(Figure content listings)
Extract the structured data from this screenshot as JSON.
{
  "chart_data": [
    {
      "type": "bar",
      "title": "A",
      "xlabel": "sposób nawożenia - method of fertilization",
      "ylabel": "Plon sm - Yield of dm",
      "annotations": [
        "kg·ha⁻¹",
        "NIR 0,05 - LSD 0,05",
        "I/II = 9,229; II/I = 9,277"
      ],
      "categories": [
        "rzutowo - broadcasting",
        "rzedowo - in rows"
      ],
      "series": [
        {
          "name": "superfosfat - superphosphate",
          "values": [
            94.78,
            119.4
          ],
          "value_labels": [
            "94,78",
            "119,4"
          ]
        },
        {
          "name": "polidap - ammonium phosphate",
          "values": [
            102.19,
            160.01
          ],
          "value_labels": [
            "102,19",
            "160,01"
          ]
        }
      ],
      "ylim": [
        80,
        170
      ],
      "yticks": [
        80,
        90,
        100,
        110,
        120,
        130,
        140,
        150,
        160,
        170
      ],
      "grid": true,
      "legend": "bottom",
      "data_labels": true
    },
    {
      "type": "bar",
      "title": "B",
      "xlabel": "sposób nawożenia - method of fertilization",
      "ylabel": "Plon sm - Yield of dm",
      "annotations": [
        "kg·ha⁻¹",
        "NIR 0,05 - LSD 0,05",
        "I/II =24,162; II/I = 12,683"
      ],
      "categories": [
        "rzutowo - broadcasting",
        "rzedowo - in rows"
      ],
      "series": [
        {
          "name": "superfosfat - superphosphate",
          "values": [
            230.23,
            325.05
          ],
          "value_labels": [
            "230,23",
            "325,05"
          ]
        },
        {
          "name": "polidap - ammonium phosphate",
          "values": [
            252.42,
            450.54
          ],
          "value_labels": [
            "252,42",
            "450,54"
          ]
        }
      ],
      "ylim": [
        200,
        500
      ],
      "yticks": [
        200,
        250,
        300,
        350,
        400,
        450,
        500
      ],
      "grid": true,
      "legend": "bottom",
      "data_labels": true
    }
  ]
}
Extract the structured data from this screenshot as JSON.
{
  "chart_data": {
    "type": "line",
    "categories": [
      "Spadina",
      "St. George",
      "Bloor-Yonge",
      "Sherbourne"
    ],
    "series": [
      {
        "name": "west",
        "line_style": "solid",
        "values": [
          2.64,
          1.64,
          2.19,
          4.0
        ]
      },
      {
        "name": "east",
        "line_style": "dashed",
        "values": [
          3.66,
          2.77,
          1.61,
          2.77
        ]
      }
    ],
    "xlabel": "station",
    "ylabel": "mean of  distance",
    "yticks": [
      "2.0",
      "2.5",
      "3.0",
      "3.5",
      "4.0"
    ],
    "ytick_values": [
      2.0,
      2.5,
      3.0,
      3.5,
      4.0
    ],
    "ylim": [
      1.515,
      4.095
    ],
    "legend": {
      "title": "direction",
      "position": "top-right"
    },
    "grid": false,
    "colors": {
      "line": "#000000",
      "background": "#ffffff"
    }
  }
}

## Your goal
Please repeat the listing above in full and exactly.

## Solution to the problem
Extract the structured data from this screenshot as JSON.
{
  "chart_data": [
    {
      "type": "bar",
      "title": "A",
      "xlabel": "sposób nawożenia - method of fertilization",
      "ylabel": "Plon sm - Yield of dm",
      "annotations": [
        "kg·ha⁻¹",
        "NIR 0,05 - LSD 0,05",
        "I/II = 9,229; II/I = 9,277"
      ],
      "categories": [
        "rzutowo - broadcasting",
        "rzedowo - in rows"
      ],
      "series": [
        {
          "name": "superfosfat - superphosphate",
          "values": [
            94.78,
            119.4
          ],
          "value_labels": [
            "94,78",
            "119,4"
          ]
        },
        {
          "name": "polidap - ammonium phosphate",
          "values": [
            102.19,
            160.01
          ],
          "value_labels": [
            "102,19",
            "160,01"
          ]
        }
      ],
      "ylim": [
        80,
        170
      ],
      "yticks": [
        80,
        90,
        100,
        110,
        120,
        130,
        140,
        150,
        160,
        170
      ],
      "grid": true,
      "legend": "bottom",
      "data_labels": true
    },
    {
      "type": "bar",
      "title": "B",
      "xlabel": "sposób nawożenia - method of fertilization",
      "ylabel": "Plon sm - Yield of dm",
      "annotations": [
        "kg·ha⁻¹",
        "NIR 0,05 - LSD 0,05",
        "I/II =24,162; II/I = 12,683"
      ],
      "categories": [
        "rzutowo - broadcasting",
        "rzedowo - in rows"
      ],
      "series": [
        {
          "name": "superfosfat - superphosphate",
          "values": [
            230.23,
            325.05
          ],
          "value_labels": [
            "230,23",
            "325,05"
          ]
        },
        {
          "name": "polidap - ammonium phosphate",
          "values": [
            252.42,
            450.54
          ],
          "value_labels": [
            "252,42",
            "450,54"
          ]
        }
      ],
      "ylim": [
        200,
        500
      ],
      "yticks": [
        200,
        250,
        300,
        350,
        400,
        450,
        500
      ],
      "grid": true,
      "legend": "bottom",
      "data_labels": true
    }
  ]
}
Extract the structured data from this screenshot as JSON.
{
  "chart_data": {
    "type": "line",
    "categories": [
      "Spadina",
      "St. George",
      "Bloor-Yonge",
      "Sherbourne"
    ],
    "series": [
      {
        "name": "west",
        "line_style": "solid",
        "values": [
          2.64,
          1.64,
          2.19,
          4.0
        ]
      },
      {
        "name": "east",
        "line_style": "dashed",
        "values": [
          3.66,
          2.77,
          1.61,
          2.77
        ]
      }
    ],
    "xlabel": "station",
    "ylabel": "mean of  distance",
    "yticks": [
      "2.0",
      "2.5",
      "3.0",
      "3.5",
      "4.0"
    ],
    "ytick_values": [
      2.0,
      2.5,
      3.0,
      3.5,
      4.0
    ],
    "ylim": [
      1.515,
      4.095
    ],
    "legend": {
      "title": "direction",
      "position": "top-right"
    },
    "grid": false,
    "colors": {
      "line": "#000000",
      "background": "#ffffff"
    }
  }
}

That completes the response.